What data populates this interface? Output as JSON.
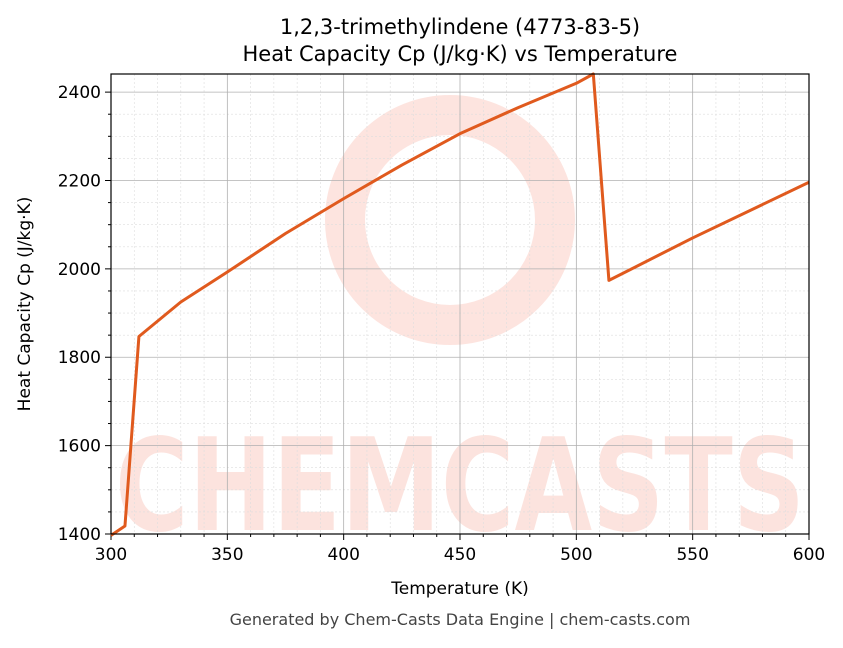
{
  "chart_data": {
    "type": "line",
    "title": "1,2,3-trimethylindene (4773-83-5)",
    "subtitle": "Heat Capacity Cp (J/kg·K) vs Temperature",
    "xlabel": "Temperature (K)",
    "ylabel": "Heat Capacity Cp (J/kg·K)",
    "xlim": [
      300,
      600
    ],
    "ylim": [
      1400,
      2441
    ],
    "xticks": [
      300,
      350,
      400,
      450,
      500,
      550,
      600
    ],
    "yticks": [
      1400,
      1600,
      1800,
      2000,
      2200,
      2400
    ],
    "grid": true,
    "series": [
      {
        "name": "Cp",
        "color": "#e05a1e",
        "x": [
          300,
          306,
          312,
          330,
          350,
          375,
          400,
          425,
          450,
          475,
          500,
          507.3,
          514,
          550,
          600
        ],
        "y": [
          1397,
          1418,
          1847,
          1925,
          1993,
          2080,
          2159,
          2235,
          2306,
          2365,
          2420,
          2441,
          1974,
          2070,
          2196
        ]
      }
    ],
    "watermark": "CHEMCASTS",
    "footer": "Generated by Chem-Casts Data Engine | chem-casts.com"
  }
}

=====

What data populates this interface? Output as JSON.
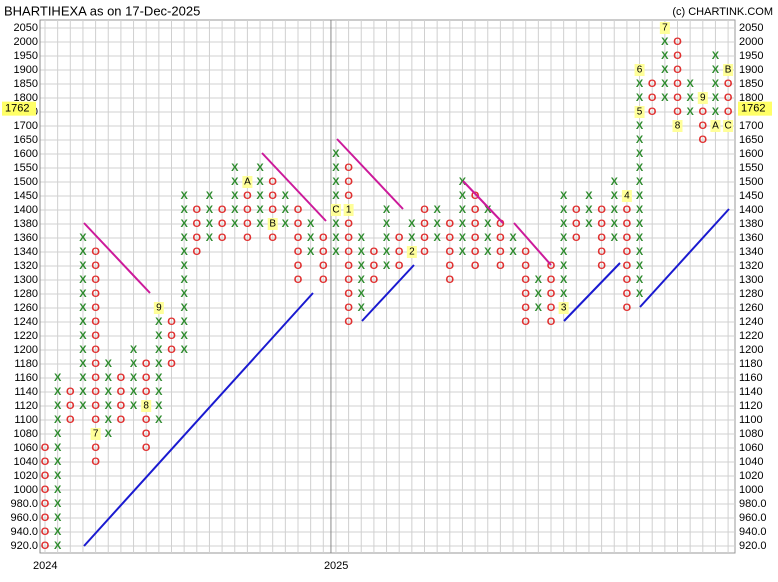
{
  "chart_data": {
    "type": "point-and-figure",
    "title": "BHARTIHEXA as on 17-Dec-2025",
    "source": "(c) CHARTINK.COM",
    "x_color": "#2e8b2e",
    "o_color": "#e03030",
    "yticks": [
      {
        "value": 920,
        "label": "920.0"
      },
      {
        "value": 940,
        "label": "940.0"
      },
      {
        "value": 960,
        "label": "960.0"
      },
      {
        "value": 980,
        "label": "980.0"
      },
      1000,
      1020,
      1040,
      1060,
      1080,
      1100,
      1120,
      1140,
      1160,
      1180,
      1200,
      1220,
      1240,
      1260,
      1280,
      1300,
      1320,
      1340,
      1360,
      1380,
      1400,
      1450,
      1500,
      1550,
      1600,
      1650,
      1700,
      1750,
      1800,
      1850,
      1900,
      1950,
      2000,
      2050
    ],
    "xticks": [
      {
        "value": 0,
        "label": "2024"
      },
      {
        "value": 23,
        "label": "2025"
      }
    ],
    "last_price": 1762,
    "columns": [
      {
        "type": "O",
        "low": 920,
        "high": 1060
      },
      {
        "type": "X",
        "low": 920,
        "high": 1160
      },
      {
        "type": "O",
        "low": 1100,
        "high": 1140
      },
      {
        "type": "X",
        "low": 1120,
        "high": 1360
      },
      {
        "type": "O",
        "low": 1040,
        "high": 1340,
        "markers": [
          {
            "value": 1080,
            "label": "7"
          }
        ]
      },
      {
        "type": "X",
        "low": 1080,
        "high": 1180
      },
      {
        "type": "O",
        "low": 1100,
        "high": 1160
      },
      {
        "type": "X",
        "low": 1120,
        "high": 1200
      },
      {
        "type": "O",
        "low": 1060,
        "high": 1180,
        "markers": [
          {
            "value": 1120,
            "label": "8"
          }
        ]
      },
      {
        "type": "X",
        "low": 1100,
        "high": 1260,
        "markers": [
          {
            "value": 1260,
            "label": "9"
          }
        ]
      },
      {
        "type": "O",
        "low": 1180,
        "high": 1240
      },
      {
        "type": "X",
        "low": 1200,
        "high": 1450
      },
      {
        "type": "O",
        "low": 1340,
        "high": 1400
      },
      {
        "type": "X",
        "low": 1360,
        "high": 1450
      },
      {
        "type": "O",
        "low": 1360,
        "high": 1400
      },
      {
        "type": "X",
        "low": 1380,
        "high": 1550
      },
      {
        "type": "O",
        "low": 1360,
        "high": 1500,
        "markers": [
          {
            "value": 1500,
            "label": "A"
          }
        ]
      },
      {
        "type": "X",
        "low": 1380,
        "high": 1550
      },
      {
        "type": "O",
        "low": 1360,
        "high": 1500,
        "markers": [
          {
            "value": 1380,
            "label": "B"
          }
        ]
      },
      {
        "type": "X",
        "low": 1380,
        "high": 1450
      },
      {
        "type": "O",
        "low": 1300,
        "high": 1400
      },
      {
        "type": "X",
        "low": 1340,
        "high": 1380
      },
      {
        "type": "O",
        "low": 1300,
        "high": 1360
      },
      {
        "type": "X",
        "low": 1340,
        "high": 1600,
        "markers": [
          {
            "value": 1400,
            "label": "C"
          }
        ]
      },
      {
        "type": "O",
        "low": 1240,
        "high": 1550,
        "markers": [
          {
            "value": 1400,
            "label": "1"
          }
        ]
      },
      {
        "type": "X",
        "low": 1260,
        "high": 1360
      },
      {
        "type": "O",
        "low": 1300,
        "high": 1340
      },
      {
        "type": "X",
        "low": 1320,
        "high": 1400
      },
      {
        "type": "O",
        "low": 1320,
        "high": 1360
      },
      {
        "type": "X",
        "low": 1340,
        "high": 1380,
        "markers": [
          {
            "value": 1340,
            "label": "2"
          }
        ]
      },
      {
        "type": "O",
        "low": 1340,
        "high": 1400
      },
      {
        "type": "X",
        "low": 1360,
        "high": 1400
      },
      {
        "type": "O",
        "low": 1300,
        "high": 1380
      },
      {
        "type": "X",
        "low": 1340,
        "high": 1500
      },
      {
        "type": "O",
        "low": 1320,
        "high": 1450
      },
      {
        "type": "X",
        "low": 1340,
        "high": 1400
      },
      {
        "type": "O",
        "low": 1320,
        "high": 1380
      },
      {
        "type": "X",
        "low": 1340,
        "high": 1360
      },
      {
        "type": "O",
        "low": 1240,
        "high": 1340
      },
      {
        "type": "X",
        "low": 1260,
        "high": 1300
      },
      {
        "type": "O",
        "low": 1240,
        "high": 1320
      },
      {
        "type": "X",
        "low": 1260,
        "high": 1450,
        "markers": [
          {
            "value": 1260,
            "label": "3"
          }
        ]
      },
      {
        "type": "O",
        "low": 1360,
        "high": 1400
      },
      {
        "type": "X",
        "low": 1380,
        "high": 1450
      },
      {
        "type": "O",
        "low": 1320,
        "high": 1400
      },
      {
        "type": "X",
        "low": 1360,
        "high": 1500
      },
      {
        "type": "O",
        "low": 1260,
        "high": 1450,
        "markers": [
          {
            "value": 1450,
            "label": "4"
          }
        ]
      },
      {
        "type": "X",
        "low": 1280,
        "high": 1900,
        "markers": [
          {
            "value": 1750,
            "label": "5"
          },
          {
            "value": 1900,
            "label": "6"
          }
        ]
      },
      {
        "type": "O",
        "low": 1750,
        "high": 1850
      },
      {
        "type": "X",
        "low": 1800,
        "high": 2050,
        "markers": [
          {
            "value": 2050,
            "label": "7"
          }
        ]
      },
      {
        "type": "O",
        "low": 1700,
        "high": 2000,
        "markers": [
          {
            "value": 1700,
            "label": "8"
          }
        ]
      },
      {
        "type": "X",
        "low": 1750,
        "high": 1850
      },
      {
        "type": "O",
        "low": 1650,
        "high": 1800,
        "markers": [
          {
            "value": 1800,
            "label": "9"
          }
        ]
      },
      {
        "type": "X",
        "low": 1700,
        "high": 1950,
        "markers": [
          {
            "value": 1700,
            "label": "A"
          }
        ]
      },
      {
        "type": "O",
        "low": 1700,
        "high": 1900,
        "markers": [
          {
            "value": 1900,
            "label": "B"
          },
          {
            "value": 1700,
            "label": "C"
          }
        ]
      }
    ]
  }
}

=====

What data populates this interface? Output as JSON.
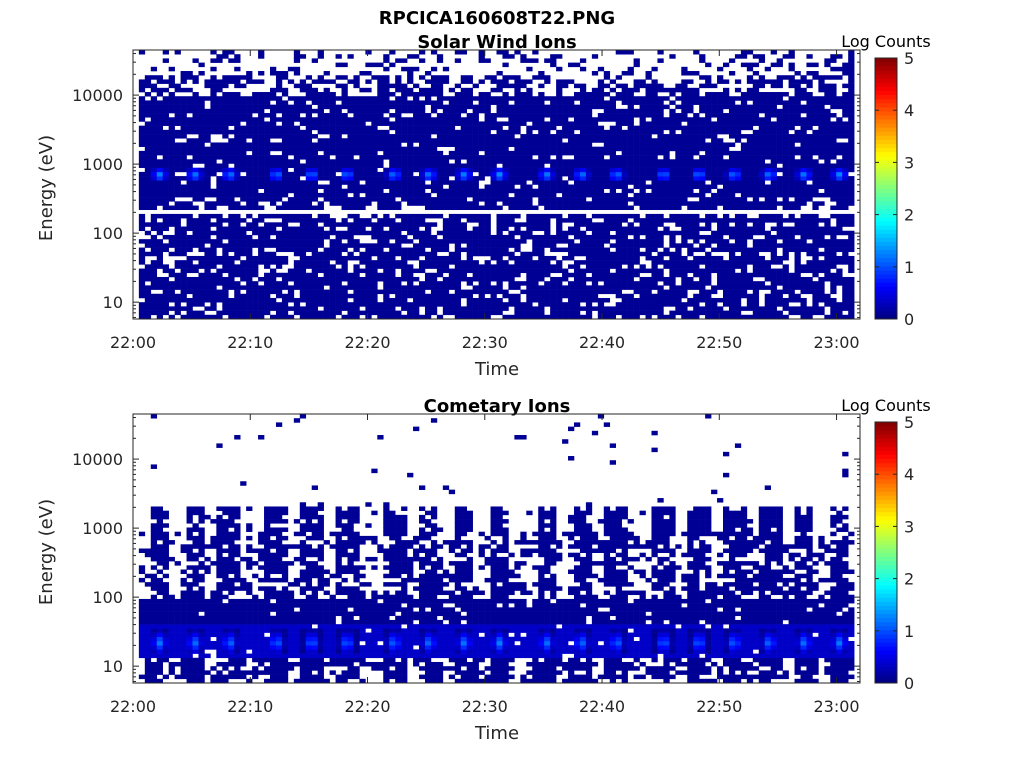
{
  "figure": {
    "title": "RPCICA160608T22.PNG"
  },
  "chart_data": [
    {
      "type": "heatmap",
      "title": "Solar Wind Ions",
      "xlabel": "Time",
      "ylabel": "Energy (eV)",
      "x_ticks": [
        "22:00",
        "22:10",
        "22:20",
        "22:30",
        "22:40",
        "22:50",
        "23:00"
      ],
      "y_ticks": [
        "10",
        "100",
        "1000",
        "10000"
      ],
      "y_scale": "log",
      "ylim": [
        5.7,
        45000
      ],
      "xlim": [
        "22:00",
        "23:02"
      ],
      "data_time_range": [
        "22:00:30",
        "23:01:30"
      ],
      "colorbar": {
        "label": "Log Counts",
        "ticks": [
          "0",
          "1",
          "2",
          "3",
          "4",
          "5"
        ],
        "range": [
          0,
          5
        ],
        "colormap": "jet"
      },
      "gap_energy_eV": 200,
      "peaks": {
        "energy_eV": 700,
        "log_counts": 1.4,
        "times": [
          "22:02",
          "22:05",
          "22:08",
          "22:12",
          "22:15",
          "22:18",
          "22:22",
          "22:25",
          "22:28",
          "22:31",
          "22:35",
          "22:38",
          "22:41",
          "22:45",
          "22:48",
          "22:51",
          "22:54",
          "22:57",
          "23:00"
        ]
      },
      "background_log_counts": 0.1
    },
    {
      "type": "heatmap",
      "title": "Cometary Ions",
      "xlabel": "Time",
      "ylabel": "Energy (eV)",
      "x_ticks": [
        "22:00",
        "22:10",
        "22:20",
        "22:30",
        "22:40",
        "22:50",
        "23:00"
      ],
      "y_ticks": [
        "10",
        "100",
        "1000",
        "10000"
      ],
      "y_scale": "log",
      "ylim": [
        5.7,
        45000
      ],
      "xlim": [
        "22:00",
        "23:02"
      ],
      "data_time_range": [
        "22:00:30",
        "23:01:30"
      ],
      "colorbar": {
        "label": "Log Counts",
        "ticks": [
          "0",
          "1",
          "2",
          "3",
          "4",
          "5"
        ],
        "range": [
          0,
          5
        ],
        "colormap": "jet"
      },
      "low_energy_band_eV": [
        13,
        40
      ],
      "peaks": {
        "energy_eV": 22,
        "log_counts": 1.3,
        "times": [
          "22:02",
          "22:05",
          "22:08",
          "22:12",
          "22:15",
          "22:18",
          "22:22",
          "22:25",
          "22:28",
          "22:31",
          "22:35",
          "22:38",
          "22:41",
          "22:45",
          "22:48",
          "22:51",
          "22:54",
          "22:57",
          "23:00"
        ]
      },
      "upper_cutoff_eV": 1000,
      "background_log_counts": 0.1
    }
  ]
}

=====

### SHORT PROBLEM:
Say how many lines of the listing above contain "Temperature", with no other words.

### EXPECTED ANSWER:
2